#### [Spatial layout entries]
════════════════════
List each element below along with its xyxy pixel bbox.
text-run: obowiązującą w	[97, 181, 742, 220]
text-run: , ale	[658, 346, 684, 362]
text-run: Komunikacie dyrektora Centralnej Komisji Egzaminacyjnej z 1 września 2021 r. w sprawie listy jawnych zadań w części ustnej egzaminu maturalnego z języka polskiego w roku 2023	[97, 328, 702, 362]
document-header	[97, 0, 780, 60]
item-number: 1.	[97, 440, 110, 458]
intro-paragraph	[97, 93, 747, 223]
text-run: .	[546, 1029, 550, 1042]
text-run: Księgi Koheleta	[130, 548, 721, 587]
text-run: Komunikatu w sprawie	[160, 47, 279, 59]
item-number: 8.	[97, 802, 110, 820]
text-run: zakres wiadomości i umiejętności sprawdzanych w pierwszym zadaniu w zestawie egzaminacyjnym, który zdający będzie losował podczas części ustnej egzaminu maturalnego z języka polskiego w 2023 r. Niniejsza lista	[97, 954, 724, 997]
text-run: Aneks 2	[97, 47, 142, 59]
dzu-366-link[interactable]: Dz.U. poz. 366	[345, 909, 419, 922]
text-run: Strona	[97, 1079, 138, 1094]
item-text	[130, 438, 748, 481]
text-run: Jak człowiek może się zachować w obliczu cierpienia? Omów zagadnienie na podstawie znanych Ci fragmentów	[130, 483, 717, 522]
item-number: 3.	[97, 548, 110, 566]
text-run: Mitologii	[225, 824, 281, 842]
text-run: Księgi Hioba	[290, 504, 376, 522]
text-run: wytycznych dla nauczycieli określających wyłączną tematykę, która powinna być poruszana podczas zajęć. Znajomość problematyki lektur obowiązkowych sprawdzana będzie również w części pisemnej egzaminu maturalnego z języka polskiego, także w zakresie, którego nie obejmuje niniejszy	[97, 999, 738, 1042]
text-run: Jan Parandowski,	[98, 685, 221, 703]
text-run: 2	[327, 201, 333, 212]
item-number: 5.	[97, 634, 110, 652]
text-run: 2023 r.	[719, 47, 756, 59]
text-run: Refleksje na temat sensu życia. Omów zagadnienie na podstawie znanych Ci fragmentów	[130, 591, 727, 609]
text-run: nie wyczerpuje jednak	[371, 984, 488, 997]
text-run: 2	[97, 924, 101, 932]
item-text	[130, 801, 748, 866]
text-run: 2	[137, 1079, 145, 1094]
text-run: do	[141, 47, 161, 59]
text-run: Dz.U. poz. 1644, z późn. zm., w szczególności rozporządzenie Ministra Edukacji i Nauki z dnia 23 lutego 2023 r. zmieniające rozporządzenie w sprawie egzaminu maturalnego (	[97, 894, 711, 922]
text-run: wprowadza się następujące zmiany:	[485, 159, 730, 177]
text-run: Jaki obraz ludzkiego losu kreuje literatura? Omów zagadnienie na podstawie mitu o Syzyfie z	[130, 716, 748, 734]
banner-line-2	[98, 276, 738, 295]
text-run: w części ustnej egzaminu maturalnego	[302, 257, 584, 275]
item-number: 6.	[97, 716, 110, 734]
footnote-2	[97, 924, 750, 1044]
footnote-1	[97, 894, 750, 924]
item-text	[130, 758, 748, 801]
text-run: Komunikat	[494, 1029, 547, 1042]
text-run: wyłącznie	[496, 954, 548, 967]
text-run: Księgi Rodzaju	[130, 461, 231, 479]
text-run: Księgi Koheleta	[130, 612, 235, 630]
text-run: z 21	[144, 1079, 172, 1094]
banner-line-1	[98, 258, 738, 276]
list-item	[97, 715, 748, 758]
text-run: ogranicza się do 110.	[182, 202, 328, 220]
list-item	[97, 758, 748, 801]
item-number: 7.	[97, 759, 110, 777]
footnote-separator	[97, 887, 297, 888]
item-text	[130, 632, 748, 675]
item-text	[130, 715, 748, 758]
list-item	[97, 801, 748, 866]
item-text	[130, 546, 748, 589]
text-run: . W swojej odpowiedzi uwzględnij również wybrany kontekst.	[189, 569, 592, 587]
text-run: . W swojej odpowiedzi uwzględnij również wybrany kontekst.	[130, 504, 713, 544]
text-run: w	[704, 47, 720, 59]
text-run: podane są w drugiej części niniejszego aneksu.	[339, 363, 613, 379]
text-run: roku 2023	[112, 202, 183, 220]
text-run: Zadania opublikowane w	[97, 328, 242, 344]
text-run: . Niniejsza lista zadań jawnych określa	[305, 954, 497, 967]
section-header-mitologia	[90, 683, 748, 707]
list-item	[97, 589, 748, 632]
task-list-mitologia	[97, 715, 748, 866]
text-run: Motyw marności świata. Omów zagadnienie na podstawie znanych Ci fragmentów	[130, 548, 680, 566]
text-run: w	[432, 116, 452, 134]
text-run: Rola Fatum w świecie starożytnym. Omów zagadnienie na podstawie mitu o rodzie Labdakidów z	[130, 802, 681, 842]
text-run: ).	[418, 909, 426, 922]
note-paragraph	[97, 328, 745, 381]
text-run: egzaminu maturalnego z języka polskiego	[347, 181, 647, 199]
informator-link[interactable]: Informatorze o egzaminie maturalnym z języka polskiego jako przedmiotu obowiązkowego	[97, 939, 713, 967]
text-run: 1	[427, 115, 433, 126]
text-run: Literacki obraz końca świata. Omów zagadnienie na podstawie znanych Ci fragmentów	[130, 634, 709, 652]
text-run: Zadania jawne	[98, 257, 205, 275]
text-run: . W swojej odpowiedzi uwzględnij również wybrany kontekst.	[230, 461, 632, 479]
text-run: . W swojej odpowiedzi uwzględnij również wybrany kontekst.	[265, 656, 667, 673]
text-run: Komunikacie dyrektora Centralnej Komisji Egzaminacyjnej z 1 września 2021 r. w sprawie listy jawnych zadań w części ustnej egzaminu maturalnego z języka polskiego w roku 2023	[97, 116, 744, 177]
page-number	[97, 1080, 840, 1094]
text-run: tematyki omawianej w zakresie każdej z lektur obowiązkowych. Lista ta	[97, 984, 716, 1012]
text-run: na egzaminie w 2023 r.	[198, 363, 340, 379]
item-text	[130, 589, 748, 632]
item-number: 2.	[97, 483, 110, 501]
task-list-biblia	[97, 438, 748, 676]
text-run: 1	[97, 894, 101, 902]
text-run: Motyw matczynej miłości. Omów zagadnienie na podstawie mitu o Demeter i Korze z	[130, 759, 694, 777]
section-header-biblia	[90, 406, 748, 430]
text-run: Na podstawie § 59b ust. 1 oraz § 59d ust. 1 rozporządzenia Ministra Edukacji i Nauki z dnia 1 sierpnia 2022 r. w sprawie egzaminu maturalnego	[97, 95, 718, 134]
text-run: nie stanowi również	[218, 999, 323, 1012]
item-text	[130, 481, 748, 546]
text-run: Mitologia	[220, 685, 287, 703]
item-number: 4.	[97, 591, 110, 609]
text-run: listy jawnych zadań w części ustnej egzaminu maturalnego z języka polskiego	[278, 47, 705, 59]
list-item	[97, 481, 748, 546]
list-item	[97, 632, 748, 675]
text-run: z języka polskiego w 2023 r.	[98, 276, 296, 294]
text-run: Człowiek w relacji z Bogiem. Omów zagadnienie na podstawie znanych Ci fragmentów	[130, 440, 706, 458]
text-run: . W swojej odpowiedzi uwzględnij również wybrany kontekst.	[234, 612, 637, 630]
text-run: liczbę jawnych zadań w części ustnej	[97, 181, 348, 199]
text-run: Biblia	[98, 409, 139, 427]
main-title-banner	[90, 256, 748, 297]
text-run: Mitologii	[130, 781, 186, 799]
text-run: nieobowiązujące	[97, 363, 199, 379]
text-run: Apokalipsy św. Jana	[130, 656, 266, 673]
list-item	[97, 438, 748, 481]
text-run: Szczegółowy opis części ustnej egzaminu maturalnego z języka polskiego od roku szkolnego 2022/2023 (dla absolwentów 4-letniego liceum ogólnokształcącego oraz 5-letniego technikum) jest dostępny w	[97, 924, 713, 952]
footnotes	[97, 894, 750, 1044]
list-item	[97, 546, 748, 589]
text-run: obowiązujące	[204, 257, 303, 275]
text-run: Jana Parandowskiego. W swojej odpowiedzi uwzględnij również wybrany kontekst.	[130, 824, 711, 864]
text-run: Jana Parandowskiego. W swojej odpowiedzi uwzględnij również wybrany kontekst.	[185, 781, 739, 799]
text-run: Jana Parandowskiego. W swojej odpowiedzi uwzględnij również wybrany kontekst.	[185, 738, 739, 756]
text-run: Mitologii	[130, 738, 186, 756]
════════════════════
#### [REQUIREMENT]
Repeat the entries above word for word, starting at the first entry and ending at the entry that contains "504, 376, 522]", with both ends included.

#### [SOLUTION BELOW]
List each element below along with its xyxy pixel bbox.
text-run: obowiązującą w	[97, 181, 742, 220]
text-run: , ale	[658, 346, 684, 362]
text-run: Komunikacie dyrektora Centralnej Komisji Egzaminacyjnej z 1 września 2021 r. w sprawie listy jawnych zadań w części ustnej egzaminu maturalnego z języka polskiego w roku 2023	[97, 328, 702, 362]
document-header	[97, 0, 780, 60]
item-number: 1.	[97, 440, 110, 458]
intro-paragraph	[97, 93, 747, 223]
text-run: .	[546, 1029, 550, 1042]
text-run: Księgi Koheleta	[130, 548, 721, 587]
text-run: Komunikatu w sprawie	[160, 47, 279, 59]
item-number: 8.	[97, 802, 110, 820]
text-run: zakres wiadomości i umiejętności sprawdzanych w pierwszym zadaniu w zestawie egzaminacyjnym, który zdający będzie losował podczas części ustnej egzaminu maturalnego z języka polskiego w 2023 r. Niniejsza lista	[97, 954, 724, 997]
text-run: Aneks 2	[97, 47, 142, 59]
dzu-366-link[interactable]: Dz.U. poz. 366	[345, 909, 419, 922]
text-run: Strona	[97, 1079, 138, 1094]
item-text	[130, 438, 748, 481]
text-run: Jak człowiek może się zachować w obliczu cierpienia? Omów zagadnienie na podstawie znanych Ci fragmentów	[130, 483, 717, 522]
item-number: 3.	[97, 548, 110, 566]
text-run: Mitologii	[225, 824, 281, 842]
text-run: Księgi Hioba	[290, 504, 376, 522]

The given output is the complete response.